[THE TASK] Check each line of the records for "Düsenspaltbreite"; collect those that have it.

[DATA LISTING]
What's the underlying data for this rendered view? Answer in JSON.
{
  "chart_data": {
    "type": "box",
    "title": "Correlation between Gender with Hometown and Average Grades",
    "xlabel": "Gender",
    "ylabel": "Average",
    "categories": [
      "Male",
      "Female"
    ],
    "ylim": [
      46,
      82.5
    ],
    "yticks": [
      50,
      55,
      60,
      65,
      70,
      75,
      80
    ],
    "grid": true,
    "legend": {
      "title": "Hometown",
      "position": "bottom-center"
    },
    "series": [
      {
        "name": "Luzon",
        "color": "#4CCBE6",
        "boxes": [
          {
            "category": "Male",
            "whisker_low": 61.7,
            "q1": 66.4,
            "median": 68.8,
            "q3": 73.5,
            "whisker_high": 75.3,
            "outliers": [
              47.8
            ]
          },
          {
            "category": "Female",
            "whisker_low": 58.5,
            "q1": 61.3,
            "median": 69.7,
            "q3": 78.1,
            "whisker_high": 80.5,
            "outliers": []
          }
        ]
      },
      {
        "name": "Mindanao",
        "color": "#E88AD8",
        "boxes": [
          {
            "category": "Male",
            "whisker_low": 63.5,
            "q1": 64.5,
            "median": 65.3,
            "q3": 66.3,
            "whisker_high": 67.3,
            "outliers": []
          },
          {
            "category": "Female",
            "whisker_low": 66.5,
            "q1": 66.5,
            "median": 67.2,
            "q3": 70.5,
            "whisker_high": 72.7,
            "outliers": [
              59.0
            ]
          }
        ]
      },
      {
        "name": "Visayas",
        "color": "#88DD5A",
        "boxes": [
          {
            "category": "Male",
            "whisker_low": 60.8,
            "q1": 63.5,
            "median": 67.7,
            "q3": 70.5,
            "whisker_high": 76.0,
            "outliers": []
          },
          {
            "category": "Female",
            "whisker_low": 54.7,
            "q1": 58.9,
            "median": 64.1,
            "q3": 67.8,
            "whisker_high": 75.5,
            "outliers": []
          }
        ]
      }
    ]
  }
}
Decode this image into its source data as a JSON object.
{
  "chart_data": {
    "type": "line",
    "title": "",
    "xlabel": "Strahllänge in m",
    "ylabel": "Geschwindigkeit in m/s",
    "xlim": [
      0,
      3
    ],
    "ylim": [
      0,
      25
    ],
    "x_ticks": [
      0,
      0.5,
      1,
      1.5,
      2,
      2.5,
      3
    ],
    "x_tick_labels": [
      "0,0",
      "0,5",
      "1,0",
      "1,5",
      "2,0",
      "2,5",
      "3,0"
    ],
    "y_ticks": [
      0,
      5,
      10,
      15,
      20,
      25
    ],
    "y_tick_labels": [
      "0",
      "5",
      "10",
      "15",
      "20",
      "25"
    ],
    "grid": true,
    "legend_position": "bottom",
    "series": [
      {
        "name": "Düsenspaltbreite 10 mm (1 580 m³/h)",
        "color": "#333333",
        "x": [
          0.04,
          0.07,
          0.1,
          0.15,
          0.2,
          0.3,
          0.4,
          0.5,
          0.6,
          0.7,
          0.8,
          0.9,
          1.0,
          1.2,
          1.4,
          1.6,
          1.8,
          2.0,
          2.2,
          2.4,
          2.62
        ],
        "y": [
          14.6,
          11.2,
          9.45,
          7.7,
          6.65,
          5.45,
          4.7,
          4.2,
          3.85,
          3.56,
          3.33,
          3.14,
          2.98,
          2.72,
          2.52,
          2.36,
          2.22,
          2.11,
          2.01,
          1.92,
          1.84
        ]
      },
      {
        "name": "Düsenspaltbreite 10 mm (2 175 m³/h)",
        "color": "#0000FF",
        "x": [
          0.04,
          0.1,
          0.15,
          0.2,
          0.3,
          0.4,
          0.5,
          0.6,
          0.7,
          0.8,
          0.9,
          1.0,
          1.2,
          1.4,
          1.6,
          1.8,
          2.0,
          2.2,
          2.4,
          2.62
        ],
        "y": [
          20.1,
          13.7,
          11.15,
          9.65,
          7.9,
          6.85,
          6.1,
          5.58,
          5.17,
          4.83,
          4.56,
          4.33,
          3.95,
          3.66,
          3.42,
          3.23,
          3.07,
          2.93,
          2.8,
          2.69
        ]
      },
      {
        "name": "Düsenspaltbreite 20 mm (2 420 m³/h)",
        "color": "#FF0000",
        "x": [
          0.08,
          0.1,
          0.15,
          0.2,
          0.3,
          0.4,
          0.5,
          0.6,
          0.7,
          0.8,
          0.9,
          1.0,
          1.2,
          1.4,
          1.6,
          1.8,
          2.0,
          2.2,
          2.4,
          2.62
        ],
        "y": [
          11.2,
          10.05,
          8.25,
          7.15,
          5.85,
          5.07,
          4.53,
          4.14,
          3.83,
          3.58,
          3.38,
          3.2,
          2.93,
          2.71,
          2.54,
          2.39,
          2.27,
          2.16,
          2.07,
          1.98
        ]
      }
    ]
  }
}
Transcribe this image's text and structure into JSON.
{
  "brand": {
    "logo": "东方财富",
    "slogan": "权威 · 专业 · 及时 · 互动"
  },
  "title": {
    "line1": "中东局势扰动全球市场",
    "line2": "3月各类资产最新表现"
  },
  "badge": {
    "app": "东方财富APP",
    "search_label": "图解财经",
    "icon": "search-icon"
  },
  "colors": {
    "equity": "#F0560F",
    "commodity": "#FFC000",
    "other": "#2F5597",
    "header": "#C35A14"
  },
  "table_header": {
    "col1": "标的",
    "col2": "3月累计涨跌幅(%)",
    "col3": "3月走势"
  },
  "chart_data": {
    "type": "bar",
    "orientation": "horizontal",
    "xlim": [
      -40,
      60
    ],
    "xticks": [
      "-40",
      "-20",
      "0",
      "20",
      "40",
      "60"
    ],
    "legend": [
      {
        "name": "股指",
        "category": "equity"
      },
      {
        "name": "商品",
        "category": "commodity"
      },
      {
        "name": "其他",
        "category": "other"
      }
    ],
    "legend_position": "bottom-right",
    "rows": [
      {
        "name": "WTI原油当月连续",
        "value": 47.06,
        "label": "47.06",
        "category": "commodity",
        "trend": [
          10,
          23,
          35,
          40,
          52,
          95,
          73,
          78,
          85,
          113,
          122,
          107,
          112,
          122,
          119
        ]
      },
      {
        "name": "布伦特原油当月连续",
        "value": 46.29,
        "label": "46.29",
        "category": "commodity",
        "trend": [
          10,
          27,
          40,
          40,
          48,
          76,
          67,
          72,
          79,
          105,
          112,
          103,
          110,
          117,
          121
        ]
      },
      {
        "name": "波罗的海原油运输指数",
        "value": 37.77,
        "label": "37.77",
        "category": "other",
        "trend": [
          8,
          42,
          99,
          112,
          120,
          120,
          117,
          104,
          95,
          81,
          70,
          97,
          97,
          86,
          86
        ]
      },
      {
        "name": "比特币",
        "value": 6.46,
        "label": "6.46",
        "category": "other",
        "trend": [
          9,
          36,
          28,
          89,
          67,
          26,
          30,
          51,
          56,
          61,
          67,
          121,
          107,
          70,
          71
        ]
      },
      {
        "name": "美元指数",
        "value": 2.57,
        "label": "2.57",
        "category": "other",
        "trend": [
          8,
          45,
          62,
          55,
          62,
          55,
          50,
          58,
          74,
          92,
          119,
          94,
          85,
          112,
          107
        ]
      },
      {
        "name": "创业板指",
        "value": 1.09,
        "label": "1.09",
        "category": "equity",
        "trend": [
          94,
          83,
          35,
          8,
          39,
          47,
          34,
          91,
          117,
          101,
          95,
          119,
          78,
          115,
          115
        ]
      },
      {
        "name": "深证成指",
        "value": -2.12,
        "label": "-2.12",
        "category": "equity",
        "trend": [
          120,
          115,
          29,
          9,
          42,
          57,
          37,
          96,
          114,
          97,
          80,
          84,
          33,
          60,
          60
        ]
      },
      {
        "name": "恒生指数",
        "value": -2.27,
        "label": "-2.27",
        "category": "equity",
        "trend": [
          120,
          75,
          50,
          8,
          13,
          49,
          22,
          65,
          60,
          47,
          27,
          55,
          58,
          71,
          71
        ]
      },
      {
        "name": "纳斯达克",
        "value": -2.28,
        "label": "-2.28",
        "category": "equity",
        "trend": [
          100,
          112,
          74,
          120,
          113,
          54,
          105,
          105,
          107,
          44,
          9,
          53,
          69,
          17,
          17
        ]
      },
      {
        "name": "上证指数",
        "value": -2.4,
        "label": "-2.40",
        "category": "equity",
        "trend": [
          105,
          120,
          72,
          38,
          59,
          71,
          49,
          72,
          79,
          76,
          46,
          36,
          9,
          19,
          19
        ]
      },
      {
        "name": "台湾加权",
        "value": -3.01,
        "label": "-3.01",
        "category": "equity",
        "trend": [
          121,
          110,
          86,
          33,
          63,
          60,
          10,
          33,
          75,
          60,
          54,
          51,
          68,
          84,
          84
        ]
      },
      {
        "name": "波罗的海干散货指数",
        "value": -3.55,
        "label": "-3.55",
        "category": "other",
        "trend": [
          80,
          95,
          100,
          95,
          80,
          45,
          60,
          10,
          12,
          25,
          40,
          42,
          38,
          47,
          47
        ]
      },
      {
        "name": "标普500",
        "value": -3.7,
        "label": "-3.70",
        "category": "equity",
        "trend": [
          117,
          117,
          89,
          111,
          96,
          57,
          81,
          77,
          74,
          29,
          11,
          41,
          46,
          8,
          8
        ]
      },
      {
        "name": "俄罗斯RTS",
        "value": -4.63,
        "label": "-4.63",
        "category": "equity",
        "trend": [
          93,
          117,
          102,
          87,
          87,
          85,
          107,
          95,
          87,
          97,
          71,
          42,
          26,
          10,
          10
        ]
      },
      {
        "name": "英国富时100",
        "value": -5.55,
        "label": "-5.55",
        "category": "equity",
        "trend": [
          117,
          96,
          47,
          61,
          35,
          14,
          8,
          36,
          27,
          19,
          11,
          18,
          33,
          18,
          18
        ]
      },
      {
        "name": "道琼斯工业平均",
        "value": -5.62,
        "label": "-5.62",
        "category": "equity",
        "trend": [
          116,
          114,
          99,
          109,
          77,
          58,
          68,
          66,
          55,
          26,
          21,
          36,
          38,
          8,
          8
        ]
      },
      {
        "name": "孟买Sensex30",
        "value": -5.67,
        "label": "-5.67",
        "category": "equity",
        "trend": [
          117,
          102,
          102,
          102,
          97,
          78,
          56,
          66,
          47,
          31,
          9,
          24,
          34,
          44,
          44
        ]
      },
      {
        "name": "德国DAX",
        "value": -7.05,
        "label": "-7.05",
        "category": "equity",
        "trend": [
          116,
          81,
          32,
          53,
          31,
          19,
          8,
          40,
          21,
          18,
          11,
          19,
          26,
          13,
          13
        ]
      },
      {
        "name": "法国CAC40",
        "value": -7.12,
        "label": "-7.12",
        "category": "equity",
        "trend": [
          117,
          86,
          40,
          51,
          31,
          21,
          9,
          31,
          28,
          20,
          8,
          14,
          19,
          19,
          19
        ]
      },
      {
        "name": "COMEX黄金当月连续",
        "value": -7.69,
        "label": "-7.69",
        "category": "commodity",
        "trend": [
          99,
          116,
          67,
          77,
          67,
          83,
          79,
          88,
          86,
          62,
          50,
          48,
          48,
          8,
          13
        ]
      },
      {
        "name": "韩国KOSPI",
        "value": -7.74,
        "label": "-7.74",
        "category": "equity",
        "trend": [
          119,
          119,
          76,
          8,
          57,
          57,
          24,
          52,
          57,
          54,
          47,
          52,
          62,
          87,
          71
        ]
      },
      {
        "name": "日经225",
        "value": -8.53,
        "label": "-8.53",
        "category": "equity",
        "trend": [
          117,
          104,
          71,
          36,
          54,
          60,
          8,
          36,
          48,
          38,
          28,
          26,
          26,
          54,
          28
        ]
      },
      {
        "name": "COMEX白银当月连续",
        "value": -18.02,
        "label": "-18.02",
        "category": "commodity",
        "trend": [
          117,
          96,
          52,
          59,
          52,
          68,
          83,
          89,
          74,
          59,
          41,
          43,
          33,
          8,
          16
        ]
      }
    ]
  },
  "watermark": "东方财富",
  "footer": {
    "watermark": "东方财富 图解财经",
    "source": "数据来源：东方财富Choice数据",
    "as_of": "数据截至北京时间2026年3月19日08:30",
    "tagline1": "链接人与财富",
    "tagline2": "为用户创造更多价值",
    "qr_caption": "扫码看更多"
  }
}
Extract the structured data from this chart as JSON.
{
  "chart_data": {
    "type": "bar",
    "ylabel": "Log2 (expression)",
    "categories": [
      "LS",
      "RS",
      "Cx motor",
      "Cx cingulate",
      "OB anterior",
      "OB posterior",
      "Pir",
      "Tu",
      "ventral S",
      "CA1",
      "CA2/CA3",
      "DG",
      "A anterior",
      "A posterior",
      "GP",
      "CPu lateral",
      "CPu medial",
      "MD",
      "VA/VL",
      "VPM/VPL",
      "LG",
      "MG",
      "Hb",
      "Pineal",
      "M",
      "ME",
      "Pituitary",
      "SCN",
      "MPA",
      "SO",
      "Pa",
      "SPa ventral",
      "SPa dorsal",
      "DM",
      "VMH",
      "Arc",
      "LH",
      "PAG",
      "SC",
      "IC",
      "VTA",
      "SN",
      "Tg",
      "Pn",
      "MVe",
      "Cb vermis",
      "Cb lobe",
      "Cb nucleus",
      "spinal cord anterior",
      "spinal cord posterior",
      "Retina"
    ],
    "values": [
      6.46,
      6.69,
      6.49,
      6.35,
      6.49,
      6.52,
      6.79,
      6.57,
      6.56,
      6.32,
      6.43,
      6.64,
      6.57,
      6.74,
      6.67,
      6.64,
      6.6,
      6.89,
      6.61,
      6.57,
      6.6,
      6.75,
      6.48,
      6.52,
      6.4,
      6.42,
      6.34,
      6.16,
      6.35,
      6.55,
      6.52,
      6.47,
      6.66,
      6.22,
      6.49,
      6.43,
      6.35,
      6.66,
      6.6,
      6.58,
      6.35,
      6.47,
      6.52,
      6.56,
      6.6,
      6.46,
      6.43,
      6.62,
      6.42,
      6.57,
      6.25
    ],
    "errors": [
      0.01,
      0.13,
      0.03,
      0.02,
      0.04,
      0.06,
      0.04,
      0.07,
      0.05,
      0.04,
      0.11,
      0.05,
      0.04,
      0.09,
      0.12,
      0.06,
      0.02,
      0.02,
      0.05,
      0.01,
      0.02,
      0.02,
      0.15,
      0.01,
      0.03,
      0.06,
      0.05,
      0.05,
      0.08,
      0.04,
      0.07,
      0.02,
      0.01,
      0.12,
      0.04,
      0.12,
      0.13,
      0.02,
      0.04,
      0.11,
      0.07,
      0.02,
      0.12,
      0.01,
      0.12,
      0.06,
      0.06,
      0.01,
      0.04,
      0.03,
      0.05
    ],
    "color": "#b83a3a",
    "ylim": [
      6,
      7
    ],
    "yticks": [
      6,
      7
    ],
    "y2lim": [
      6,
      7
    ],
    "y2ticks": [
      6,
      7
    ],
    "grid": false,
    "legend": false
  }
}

[RESULT]
        "name": "Düsenspaltbreite 10 mm (1 580 m³/h)",
        "name": "Düsenspaltbreite 10 mm (2 175 m³/h)",
        "name": "Düsenspaltbreite 20 mm (2 420 m³/h)",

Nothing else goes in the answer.